The records below are to be quoted in full; please keep every word exact.

▼

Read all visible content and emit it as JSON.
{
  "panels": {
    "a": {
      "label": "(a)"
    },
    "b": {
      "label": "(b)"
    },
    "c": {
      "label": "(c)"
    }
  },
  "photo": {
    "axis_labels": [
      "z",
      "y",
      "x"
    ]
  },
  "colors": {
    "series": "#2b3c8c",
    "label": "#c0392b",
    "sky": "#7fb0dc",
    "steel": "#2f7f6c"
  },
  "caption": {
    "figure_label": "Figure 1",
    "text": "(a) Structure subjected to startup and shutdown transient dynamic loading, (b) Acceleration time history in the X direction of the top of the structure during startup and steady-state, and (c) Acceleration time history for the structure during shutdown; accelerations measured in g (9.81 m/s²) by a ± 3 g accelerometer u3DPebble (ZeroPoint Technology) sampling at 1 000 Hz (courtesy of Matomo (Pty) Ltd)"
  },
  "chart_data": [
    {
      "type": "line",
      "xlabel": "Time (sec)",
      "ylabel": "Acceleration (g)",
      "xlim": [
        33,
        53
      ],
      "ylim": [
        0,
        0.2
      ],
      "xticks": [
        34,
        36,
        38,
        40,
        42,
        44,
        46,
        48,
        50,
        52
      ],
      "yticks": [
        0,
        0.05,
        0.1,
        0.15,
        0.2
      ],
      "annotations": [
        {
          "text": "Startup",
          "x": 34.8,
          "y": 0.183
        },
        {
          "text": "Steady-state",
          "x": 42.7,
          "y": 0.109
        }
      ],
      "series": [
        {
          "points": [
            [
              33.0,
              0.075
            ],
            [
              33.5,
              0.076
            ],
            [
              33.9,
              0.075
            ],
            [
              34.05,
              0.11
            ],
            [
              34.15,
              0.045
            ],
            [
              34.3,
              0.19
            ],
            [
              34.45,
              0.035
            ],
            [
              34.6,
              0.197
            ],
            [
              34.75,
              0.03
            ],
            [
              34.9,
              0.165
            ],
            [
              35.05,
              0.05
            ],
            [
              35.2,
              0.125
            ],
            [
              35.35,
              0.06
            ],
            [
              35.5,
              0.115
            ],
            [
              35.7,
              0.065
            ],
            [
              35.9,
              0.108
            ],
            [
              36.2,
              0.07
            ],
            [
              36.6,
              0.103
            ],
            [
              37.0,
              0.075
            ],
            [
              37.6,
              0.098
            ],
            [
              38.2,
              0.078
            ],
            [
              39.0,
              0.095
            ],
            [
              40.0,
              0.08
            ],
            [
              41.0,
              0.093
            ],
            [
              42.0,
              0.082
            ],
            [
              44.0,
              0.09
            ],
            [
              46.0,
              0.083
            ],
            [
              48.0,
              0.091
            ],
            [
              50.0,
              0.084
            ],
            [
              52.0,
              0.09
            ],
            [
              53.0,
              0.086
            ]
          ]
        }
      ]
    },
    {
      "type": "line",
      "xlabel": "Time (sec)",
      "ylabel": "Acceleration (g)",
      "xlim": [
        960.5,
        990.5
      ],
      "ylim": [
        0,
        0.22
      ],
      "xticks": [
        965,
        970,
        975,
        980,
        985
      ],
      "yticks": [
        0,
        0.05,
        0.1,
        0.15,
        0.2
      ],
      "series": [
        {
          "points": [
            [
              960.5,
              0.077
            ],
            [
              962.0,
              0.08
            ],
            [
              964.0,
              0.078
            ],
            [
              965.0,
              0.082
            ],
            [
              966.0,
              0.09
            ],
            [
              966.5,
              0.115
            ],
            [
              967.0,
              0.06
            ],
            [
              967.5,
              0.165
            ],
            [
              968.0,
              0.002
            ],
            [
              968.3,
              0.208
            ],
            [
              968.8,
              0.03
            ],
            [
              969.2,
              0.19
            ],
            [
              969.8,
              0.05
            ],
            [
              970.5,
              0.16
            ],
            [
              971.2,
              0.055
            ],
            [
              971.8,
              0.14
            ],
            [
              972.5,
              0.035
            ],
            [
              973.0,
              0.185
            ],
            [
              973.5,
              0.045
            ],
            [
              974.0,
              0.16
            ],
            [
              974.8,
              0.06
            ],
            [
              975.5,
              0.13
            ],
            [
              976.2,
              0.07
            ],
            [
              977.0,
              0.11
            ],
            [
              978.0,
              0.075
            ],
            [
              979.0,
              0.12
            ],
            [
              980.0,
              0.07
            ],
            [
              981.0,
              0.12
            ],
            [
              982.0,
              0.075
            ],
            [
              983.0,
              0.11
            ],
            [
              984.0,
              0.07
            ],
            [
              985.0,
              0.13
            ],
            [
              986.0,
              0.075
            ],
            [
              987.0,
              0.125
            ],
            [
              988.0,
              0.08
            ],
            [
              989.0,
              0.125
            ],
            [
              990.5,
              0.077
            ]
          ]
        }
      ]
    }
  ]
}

▲

• ANSWER TO THIS TASK
Read all visible content and emit it as JSON.
{
  "panels": {
    "a": {
      "label": "(a)"
    },
    "b": {
      "label": "(b)"
    },
    "c": {
      "label": "(c)"
    }
  },
  "photo": {
    "axis_labels": [
      "z",
      "y",
      "x"
    ]
  },
  "colors": {
    "series": "#2b3c8c",
    "label": "#c0392b",
    "sky": "#7fb0dc",
    "steel": "#2f7f6c"
  },
  "caption": {
    "figure_label": "Figure 1",
    "text": "(a) Structure subjected to startup and shutdown transient dynamic loading, (b) Acceleration time history in the X direction of the top of the structure during startup and steady-state, and (c) Acceleration time history for the structure during shutdown; accelerations measured in g (9.81 m/s²) by a ± 3 g accelerometer u3DPebble (ZeroPoint Technology) sampling at 1 000 Hz (courtesy of Matomo (Pty) Ltd)"
  },
  "chart_data": [
    {
      "type": "line",
      "xlabel": "Time (sec)",
      "ylabel": "Acceleration (g)",
      "xlim": [
        33,
        53
      ],
      "ylim": [
        0,
        0.2
      ],
      "xticks": [
        34,
        36,
        38,
        40,
        42,
        44,
        46,
        48,
        50,
        52
      ],
      "yticks": [
        0,
        0.05,
        0.1,
        0.15,
        0.2
      ],
      "annotations": [
        {
          "text": "Startup",
          "x": 34.8,
          "y": 0.183
        },
        {
          "text": "Steady-state",
          "x": 42.7,
          "y": 0.109
        }
      ],
      "series": [
        {
          "points": [
            [
              33.0,
              0.075
            ],
            [
              33.5,
              0.076
            ],
            [
              33.9,
              0.075
            ],
            [
              34.05,
              0.11
            ],
            [
              34.15,
              0.045
            ],
            [
              34.3,
              0.19
            ],
            [
              34.45,
              0.035
            ],
            [
              34.6,
              0.197
            ],
            [
              34.75,
              0.03
            ],
            [
              34.9,
              0.165
            ],
            [
              35.05,
              0.05
            ],
            [
              35.2,
              0.125
            ],
            [
              35.35,
              0.06
            ],
            [
              35.5,
              0.115
            ],
            [
              35.7,
              0.065
            ],
            [
              35.9,
              0.108
            ],
            [
              36.2,
              0.07
            ],
            [
              36.6,
              0.103
            ],
            [
              37.0,
              0.075
            ],
            [
              37.6,
              0.098
            ],
            [
              38.2,
              0.078
            ],
            [
              39.0,
              0.095
            ],
            [
              40.0,
              0.08
            ],
            [
              41.0,
              0.093
            ],
            [
              42.0,
              0.082
            ],
            [
              44.0,
              0.09
            ],
            [
              46.0,
              0.083
            ],
            [
              48.0,
              0.091
            ],
            [
              50.0,
              0.084
            ],
            [
              52.0,
              0.09
            ],
            [
              53.0,
              0.086
            ]
          ]
        }
      ]
    },
    {
      "type": "line",
      "xlabel": "Time (sec)",
      "ylabel": "Acceleration (g)",
      "xlim": [
        960.5,
        990.5
      ],
      "ylim": [
        0,
        0.22
      ],
      "xticks": [
        965,
        970,
        975,
        980,
        985
      ],
      "yticks": [
        0,
        0.05,
        0.1,
        0.15,
        0.2
      ],
      "series": [
        {
          "points": [
            [
              960.5,
              0.077
            ],
            [
              962.0,
              0.08
            ],
            [
              964.0,
              0.078
            ],
            [
              965.0,
              0.082
            ],
            [
              966.0,
              0.09
            ],
            [
              966.5,
              0.115
            ],
            [
              967.0,
              0.06
            ],
            [
              967.5,
              0.165
            ],
            [
              968.0,
              0.002
            ],
            [
              968.3,
              0.208
            ],
            [
              968.8,
              0.03
            ],
            [
              969.2,
              0.19
            ],
            [
              969.8,
              0.05
            ],
            [
              970.5,
              0.16
            ],
            [
              971.2,
              0.055
            ],
            [
              971.8,
              0.14
            ],
            [
              972.5,
              0.035
            ],
            [
              973.0,
              0.185
            ],
            [
              973.5,
              0.045
            ],
            [
              974.0,
              0.16
            ],
            [
              974.8,
              0.06
            ],
            [
              975.5,
              0.13
            ],
            [
              976.2,
              0.07
            ],
            [
              977.0,
              0.11
            ],
            [
              978.0,
              0.075
            ],
            [
              979.0,
              0.12
            ],
            [
              980.0,
              0.07
            ],
            [
              981.0,
              0.12
            ],
            [
              982.0,
              0.075
            ],
            [
              983.0,
              0.11
            ],
            [
              984.0,
              0.07
            ],
            [
              985.0,
              0.13
            ],
            [
              986.0,
              0.075
            ],
            [
              987.0,
              0.125
            ],
            [
              988.0,
              0.08
            ],
            [
              989.0,
              0.125
            ],
            [
              990.5,
              0.077
            ]
          ]
        }
      ]
    }
  ]
}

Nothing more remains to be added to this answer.